Start Supplied material
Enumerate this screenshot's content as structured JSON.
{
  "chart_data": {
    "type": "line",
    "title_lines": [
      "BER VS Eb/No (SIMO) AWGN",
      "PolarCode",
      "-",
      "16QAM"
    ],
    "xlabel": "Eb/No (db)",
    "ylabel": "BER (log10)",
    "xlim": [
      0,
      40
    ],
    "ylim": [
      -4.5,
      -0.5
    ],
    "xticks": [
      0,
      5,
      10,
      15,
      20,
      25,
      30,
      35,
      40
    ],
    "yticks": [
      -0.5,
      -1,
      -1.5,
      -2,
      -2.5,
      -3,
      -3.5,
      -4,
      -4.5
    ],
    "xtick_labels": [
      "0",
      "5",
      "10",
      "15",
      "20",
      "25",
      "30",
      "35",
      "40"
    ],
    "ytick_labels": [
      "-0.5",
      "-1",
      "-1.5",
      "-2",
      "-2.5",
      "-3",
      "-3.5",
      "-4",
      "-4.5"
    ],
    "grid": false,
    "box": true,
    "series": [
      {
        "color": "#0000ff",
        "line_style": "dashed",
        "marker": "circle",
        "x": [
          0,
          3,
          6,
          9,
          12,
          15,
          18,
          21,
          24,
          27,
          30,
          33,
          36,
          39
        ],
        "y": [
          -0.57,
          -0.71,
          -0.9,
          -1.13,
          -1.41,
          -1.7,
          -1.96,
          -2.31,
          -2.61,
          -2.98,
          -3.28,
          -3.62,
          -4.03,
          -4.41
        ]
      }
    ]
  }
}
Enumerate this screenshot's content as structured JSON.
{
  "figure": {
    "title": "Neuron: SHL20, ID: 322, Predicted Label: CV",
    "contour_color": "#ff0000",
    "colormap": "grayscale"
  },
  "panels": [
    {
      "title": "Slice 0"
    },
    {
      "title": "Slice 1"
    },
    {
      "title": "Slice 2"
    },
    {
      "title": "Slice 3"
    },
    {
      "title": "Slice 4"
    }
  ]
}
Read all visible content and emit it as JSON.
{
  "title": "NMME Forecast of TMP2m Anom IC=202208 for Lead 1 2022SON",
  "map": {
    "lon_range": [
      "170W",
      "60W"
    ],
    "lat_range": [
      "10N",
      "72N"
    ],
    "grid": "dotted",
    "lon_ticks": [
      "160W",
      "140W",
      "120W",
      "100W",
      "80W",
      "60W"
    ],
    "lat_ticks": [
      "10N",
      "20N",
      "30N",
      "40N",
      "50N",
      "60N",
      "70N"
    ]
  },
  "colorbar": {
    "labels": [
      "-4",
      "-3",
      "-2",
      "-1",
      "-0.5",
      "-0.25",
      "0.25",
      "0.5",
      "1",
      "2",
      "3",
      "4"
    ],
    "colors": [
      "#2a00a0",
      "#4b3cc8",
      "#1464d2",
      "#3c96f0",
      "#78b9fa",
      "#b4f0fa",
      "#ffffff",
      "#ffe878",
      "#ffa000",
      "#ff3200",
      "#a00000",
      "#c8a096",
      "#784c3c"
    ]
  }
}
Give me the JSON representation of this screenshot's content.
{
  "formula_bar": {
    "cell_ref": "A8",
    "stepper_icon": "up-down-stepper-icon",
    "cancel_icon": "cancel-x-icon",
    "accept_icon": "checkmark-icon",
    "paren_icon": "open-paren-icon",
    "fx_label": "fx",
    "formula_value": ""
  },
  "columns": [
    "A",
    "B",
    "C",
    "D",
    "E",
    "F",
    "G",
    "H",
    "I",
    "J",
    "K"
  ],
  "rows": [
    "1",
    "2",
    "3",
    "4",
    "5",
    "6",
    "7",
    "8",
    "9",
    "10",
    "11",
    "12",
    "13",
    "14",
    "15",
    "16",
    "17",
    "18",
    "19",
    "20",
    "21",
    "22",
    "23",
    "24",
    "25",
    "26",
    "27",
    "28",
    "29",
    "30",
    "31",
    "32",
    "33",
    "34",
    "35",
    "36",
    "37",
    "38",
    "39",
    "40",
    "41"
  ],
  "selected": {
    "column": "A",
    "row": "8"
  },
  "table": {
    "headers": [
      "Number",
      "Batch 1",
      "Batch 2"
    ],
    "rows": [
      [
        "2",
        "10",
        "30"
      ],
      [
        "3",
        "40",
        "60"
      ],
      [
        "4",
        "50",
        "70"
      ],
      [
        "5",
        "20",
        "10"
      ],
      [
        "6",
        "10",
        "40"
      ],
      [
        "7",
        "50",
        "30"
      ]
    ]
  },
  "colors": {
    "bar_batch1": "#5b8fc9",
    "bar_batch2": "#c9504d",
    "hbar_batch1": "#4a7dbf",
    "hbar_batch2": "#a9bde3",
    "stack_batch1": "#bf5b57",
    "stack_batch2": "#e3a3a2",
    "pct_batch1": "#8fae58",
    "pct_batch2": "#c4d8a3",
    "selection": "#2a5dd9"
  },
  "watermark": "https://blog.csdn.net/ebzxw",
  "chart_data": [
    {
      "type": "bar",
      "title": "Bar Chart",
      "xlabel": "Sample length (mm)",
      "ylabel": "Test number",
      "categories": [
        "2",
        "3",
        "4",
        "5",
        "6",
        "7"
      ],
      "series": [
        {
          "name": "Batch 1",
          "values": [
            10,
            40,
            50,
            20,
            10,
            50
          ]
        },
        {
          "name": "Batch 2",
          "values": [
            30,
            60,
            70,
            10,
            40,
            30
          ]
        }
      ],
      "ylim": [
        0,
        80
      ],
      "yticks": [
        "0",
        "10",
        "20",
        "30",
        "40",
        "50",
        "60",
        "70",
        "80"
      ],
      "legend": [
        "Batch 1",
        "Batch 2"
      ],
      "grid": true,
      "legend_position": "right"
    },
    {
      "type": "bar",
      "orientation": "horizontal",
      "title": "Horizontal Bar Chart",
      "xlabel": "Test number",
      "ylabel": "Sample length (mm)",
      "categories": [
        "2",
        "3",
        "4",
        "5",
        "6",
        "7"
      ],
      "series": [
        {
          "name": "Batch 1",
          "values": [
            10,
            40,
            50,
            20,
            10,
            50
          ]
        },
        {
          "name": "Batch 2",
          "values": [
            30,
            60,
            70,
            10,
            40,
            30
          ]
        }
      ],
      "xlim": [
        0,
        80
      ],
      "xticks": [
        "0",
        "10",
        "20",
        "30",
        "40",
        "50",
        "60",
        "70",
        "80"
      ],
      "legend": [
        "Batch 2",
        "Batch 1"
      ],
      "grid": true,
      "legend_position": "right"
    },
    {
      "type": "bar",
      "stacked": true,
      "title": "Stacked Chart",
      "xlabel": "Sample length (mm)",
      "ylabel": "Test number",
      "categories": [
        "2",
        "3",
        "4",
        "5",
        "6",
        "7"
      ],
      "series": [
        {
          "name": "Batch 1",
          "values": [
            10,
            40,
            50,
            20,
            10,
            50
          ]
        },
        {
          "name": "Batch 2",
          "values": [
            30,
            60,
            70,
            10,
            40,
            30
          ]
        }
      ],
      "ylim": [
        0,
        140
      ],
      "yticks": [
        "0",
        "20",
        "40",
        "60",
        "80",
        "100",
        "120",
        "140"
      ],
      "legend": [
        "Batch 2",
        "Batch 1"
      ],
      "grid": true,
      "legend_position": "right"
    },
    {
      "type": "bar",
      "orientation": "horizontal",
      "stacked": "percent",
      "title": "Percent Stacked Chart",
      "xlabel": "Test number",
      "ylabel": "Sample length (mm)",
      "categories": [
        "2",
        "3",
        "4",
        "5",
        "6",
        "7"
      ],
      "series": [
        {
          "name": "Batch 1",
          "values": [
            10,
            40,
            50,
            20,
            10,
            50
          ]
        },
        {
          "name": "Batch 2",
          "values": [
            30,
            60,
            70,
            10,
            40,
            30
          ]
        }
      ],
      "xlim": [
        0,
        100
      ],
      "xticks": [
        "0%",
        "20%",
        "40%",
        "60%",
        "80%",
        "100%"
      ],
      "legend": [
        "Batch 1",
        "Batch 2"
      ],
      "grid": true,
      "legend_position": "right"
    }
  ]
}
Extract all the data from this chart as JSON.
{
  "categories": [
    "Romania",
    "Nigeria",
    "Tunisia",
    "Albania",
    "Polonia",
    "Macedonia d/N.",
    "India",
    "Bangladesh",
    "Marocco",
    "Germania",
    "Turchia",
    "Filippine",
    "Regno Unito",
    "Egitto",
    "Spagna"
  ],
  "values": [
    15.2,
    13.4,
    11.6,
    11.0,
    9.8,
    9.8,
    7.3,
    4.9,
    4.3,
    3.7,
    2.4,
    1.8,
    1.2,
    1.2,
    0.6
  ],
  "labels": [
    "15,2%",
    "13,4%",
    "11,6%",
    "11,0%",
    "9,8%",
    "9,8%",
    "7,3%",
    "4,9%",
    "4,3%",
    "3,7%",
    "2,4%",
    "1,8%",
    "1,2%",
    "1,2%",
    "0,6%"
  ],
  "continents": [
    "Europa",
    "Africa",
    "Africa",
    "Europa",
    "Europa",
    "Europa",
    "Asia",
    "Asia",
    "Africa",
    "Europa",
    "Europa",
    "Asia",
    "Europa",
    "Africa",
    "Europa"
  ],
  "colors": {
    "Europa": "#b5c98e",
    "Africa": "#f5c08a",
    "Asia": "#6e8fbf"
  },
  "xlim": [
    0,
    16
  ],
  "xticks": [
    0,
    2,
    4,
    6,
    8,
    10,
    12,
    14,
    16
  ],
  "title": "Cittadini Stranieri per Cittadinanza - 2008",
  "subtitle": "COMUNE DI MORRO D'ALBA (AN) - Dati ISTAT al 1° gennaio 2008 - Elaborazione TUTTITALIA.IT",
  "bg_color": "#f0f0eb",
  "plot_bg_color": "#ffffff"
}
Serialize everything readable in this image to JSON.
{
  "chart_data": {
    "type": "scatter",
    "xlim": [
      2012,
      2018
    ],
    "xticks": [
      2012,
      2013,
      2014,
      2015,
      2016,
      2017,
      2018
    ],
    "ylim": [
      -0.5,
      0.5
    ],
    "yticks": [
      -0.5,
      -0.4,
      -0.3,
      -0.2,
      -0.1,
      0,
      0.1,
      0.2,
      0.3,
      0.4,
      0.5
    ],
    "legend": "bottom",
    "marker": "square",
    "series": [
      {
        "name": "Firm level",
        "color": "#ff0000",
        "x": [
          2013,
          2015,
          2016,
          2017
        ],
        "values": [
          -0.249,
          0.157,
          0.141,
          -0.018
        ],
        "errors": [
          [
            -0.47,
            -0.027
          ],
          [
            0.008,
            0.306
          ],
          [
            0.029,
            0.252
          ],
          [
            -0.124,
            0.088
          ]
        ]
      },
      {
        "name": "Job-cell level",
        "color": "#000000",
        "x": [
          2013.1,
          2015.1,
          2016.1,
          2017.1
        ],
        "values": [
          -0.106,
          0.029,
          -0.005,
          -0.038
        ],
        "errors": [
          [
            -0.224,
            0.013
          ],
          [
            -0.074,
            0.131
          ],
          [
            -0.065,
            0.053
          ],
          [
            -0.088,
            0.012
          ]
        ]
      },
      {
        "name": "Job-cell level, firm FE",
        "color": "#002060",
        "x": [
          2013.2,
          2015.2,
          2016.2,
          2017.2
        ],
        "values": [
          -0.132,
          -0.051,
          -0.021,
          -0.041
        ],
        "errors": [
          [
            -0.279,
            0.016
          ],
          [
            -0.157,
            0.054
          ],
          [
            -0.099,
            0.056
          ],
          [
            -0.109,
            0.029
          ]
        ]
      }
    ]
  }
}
End Supplied material
The request: Identify the lines of the entries containing the string "this". Copy each such line.

Exercise result:
Enumerate this screenshot's content as structured JSON.
Enumerate this screenshot's content as structured JSON.
Give me the JSON representation of this screenshot's content.
Extract all the data from this chart as JSON.
Serialize everything readable in this image to JSON.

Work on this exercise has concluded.